What you need to do: Leaving out all images, write out the records that follow exactly.

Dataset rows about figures
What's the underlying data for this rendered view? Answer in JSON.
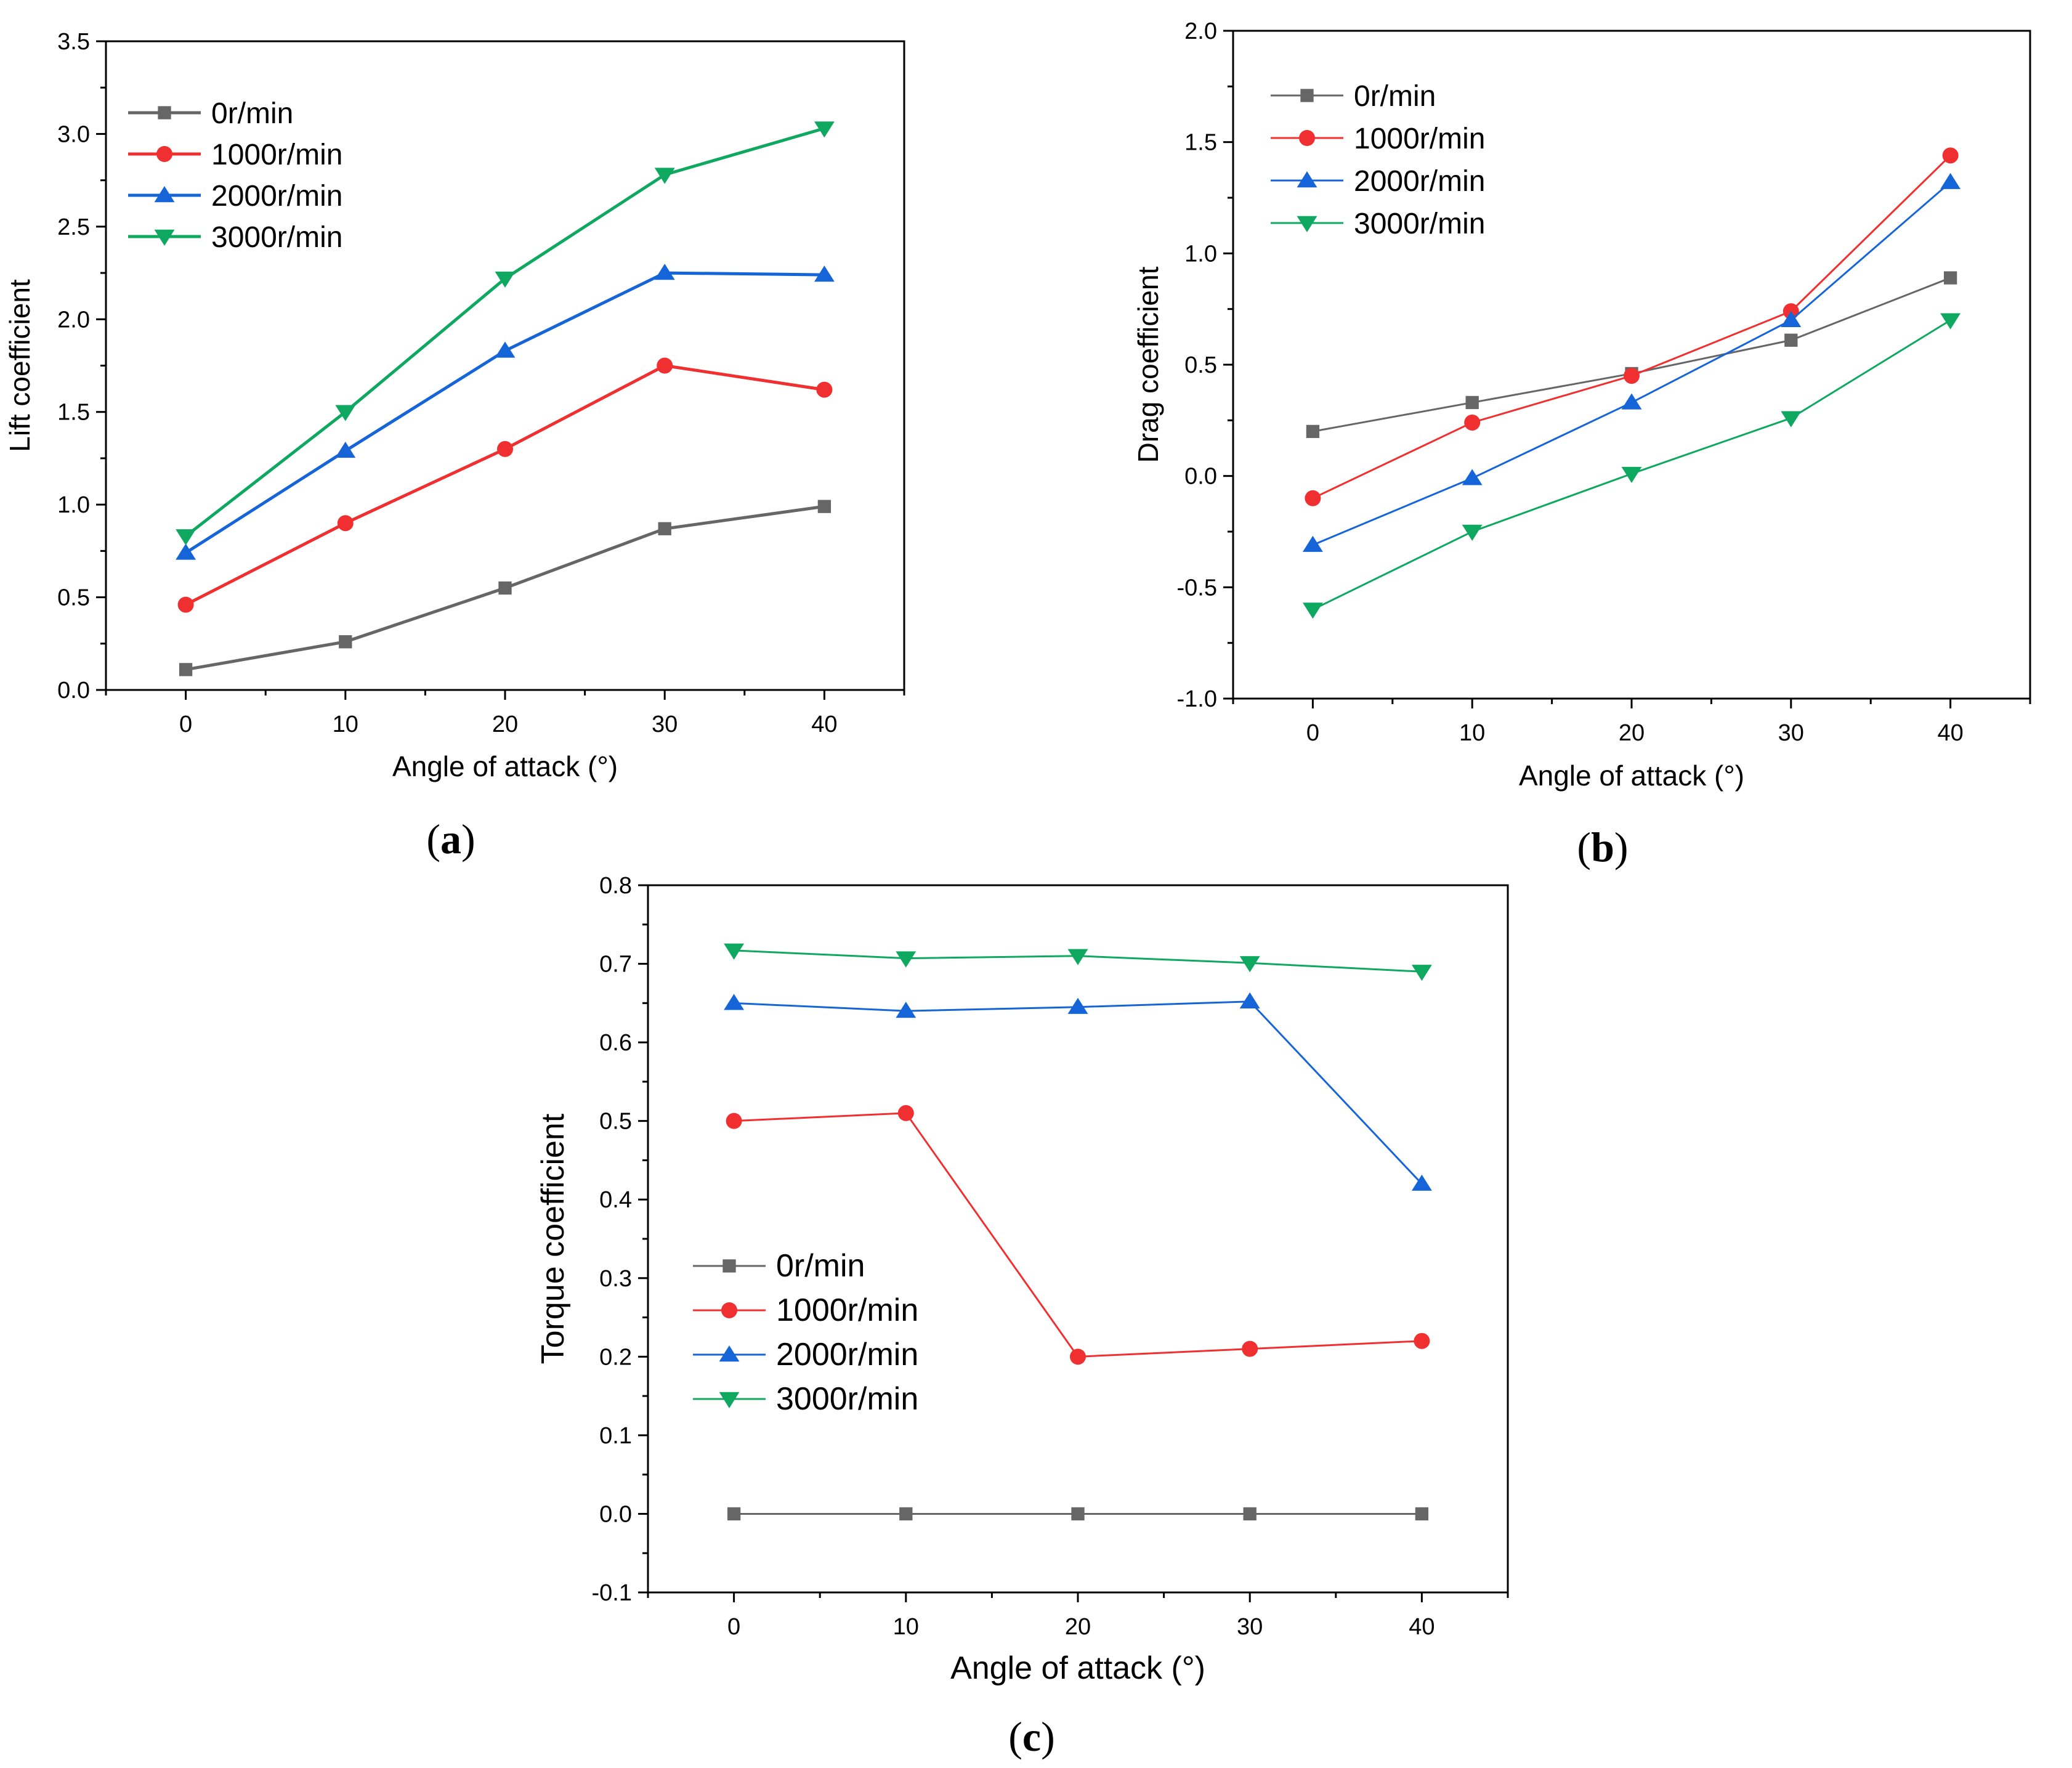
{
  "chart_data": [
    {
      "type": "line",
      "panel_label": "a",
      "xlabel": "Angle of attack (°)",
      "ylabel": "Lift coefficient",
      "x": [
        0,
        10,
        20,
        30,
        40
      ],
      "xlim": [
        -5,
        45
      ],
      "ylim": [
        0.0,
        3.5
      ],
      "xticks": [
        "0",
        "10",
        "20",
        "30",
        "40"
      ],
      "yticks": [
        "0.0",
        "0.5",
        "1.0",
        "1.5",
        "2.0",
        "2.5",
        "3.0",
        "3.5"
      ],
      "legend_position": "top-left",
      "series": [
        {
          "name": "0r/min",
          "color": "#666666",
          "marker": "square",
          "values": [
            0.11,
            0.26,
            0.55,
            0.87,
            0.99
          ]
        },
        {
          "name": "1000r/min",
          "color": "#f03030",
          "marker": "circle",
          "values": [
            0.46,
            0.9,
            1.3,
            1.75,
            1.62
          ]
        },
        {
          "name": "2000r/min",
          "color": "#1565d8",
          "marker": "triangle-up",
          "values": [
            0.74,
            1.29,
            1.83,
            2.25,
            2.24
          ]
        },
        {
          "name": "3000r/min",
          "color": "#0fa860",
          "marker": "triangle-down",
          "values": [
            0.83,
            1.5,
            2.22,
            2.78,
            3.03
          ]
        }
      ]
    },
    {
      "type": "line",
      "panel_label": "b",
      "xlabel": "Angle of attack (°)",
      "ylabel": "Drag coefficient",
      "x": [
        0,
        10,
        20,
        30,
        40
      ],
      "xlim": [
        -5,
        45
      ],
      "ylim": [
        -1.0,
        2.0
      ],
      "xticks": [
        "0",
        "10",
        "20",
        "30",
        "40"
      ],
      "yticks": [
        "-1.0",
        "-0.5",
        "0.0",
        "0.5",
        "1.0",
        "1.5",
        "2.0"
      ],
      "legend_position": "top-left",
      "series": [
        {
          "name": "0r/min",
          "color": "#666666",
          "marker": "square",
          "values": [
            0.2,
            0.33,
            0.46,
            0.61,
            0.89
          ]
        },
        {
          "name": "1000r/min",
          "color": "#f03030",
          "marker": "circle",
          "values": [
            -0.1,
            0.24,
            0.45,
            0.74,
            1.44
          ]
        },
        {
          "name": "2000r/min",
          "color": "#1565d8",
          "marker": "triangle-up",
          "values": [
            -0.31,
            -0.01,
            0.33,
            0.7,
            1.32
          ]
        },
        {
          "name": "3000r/min",
          "color": "#0fa860",
          "marker": "triangle-down",
          "values": [
            -0.6,
            -0.25,
            0.01,
            0.26,
            0.7
          ]
        }
      ]
    },
    {
      "type": "line",
      "panel_label": "c",
      "xlabel": "Angle of attack (°)",
      "ylabel": "Torque coefficient",
      "x": [
        0,
        10,
        20,
        30,
        40
      ],
      "xlim": [
        -5,
        45
      ],
      "ylim": [
        -0.1,
        0.8
      ],
      "xticks": [
        "0",
        "10",
        "20",
        "30",
        "40"
      ],
      "yticks": [
        "-0.1",
        "0.0",
        "0.1",
        "0.2",
        "0.3",
        "0.4",
        "0.5",
        "0.6",
        "0.7",
        "0.8"
      ],
      "legend_position": "lower-left",
      "series": [
        {
          "name": "0r/min",
          "color": "#666666",
          "marker": "square",
          "values": [
            0.0,
            0.0,
            0.0,
            0.0,
            0.0
          ]
        },
        {
          "name": "1000r/min",
          "color": "#f03030",
          "marker": "circle",
          "values": [
            0.5,
            0.51,
            0.2,
            0.21,
            0.22
          ]
        },
        {
          "name": "2000r/min",
          "color": "#1565d8",
          "marker": "triangle-up",
          "values": [
            0.65,
            0.64,
            0.645,
            0.652,
            0.42
          ]
        },
        {
          "name": "3000r/min",
          "color": "#0fa860",
          "marker": "triangle-down",
          "values": [
            0.717,
            0.707,
            0.71,
            0.701,
            0.69
          ]
        }
      ]
    }
  ]
}
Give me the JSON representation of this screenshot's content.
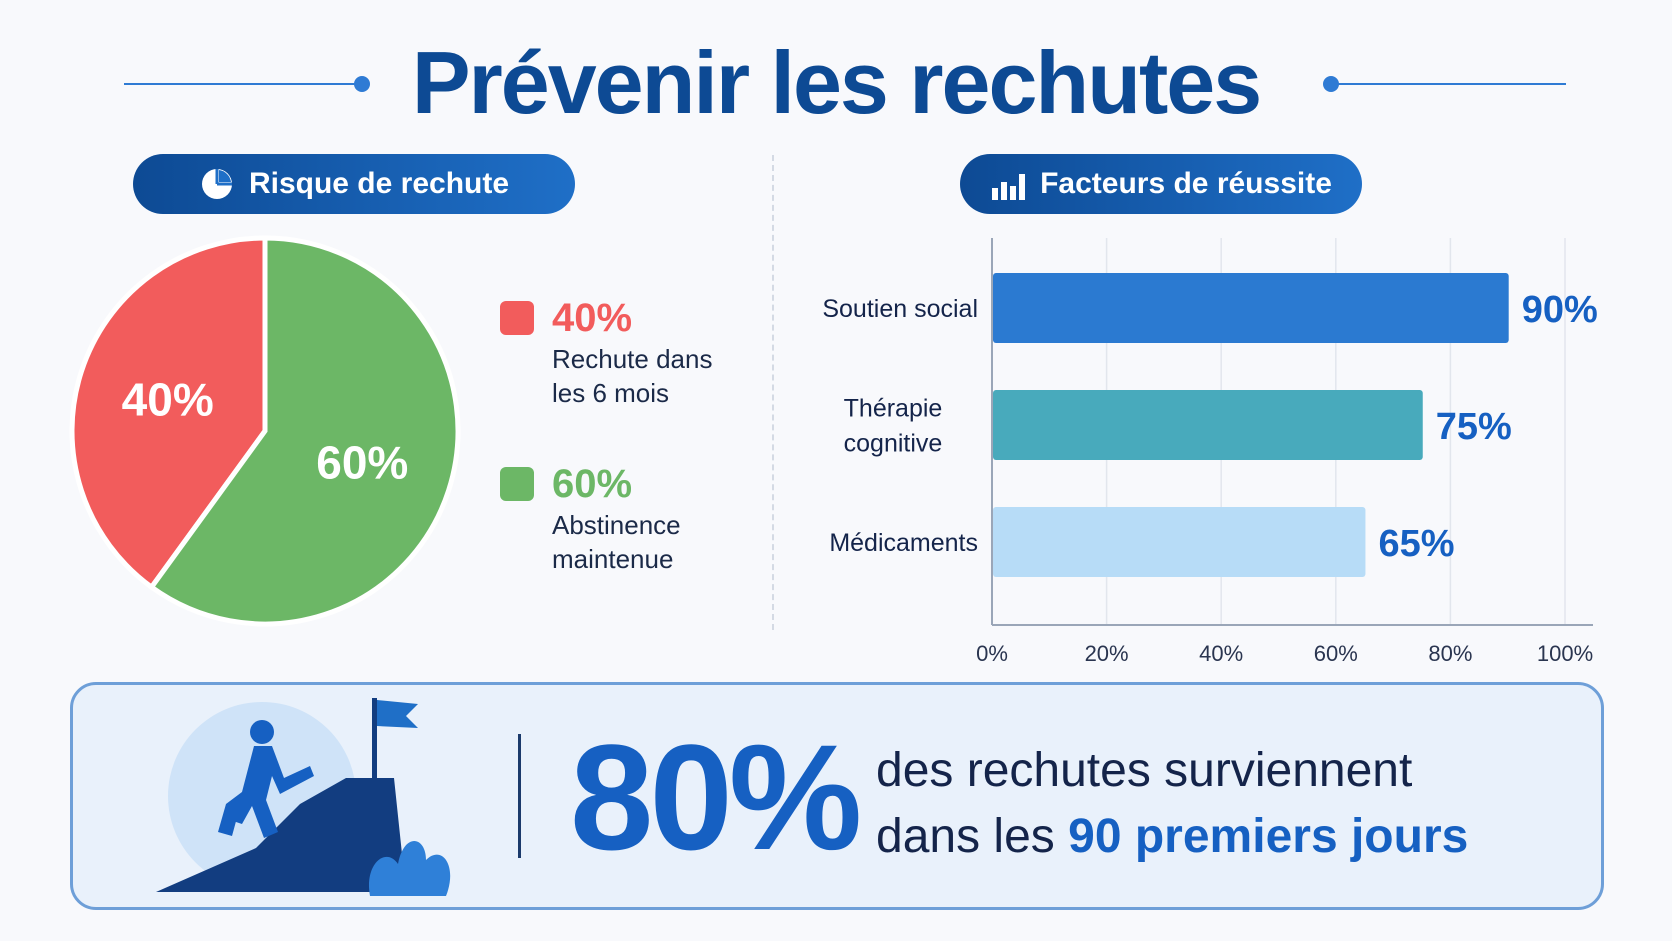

Solution below:
What's the underlying data for this rendered view? Answer in JSON.
{
  "chart_data": [
    {
      "type": "line",
      "panel_label": "a",
      "xlabel": "Angle of attack (°)",
      "ylabel": "Lift coefficient",
      "x": [
        0,
        10,
        20,
        30,
        40
      ],
      "xlim": [
        -5,
        45
      ],
      "ylim": [
        0.0,
        3.5
      ],
      "xticks": [
        "0",
        "10",
        "20",
        "30",
        "40"
      ],
      "yticks": [
        "0.0",
        "0.5",
        "1.0",
        "1.5",
        "2.0",
        "2.5",
        "3.0",
        "3.5"
      ],
      "legend_position": "top-left",
      "series": [
        {
          "name": "0r/min",
          "color": "#666666",
          "marker": "square",
          "values": [
            0.11,
            0.26,
            0.55,
            0.87,
            0.99
          ]
        },
        {
          "name": "1000r/min",
          "color": "#f03030",
          "marker": "circle",
          "values": [
            0.46,
            0.9,
            1.3,
            1.75,
            1.62
          ]
        },
        {
          "name": "2000r/min",
          "color": "#1565d8",
          "marker": "triangle-up",
          "values": [
            0.74,
            1.29,
            1.83,
            2.25,
            2.24
          ]
        },
        {
          "name": "3000r/min",
          "color": "#0fa860",
          "marker": "triangle-down",
          "values": [
            0.83,
            1.5,
            2.22,
            2.78,
            3.03
          ]
        }
      ]
    },
    {
      "type": "line",
      "panel_label": "b",
      "xlabel": "Angle of attack (°)",
      "ylabel": "Drag coefficient",
      "x": [
        0,
        10,
        20,
        30,
        40
      ],
      "xlim": [
        -5,
        45
      ],
      "ylim": [
        -1.0,
        2.0
      ],
      "xticks": [
        "0",
        "10",
        "20",
        "30",
        "40"
      ],
      "yticks": [
        "-1.0",
        "-0.5",
        "0.0",
        "0.5",
        "1.0",
        "1.5",
        "2.0"
      ],
      "legend_position": "top-left",
      "series": [
        {
          "name": "0r/min",
          "color": "#666666",
          "marker": "square",
          "values": [
            0.2,
            0.33,
            0.46,
            0.61,
            0.89
          ]
        },
        {
          "name": "1000r/min",
          "color": "#f03030",
          "marker": "circle",
          "values": [
            -0.1,
            0.24,
            0.45,
            0.74,
            1.44
          ]
        },
        {
          "name": "2000r/min",
          "color": "#1565d8",
          "marker": "triangle-up",
          "values": [
            -0.31,
            -0.01,
            0.33,
            0.7,
            1.32
          ]
        },
        {
          "name": "3000r/min",
          "color": "#0fa860",
          "marker": "triangle-down",
          "values": [
            -0.6,
            -0.25,
            0.01,
            0.26,
            0.7
          ]
        }
      ]
    },
    {
      "type": "line",
      "panel_label": "c",
      "xlabel": "Angle of attack (°)",
      "ylabel": "Torque coefficient",
      "x": [
        0,
        10,
        20,
        30,
        40
      ],
      "xlim": [
        -5,
        45
      ],
      "ylim": [
        -0.1,
        0.8
      ],
      "xticks": [
        "0",
        "10",
        "20",
        "30",
        "40"
      ],
      "yticks": [
        "-0.1",
        "0.0",
        "0.1",
        "0.2",
        "0.3",
        "0.4",
        "0.5",
        "0.6",
        "0.7",
        "0.8"
      ],
      "legend_position": "lower-left",
      "series": [
        {
          "name": "0r/min",
          "color": "#666666",
          "marker": "square",
          "values": [
            0.0,
            0.0,
            0.0,
            0.0,
            0.0
          ]
        },
        {
          "name": "1000r/min",
          "color": "#f03030",
          "marker": "circle",
          "values": [
            0.5,
            0.51,
            0.2,
            0.21,
            0.22
          ]
        },
        {
          "name": "2000r/min",
          "color": "#1565d8",
          "marker": "triangle-up",
          "values": [
            0.65,
            0.64,
            0.645,
            0.652,
            0.42
          ]
        },
        {
          "name": "3000r/min",
          "color": "#0fa860",
          "marker": "triangle-down",
          "values": [
            0.717,
            0.707,
            0.71,
            0.701,
            0.69
          ]
        }
      ]
    }
  ]
}
Give me the JSON representation of this screenshot's content.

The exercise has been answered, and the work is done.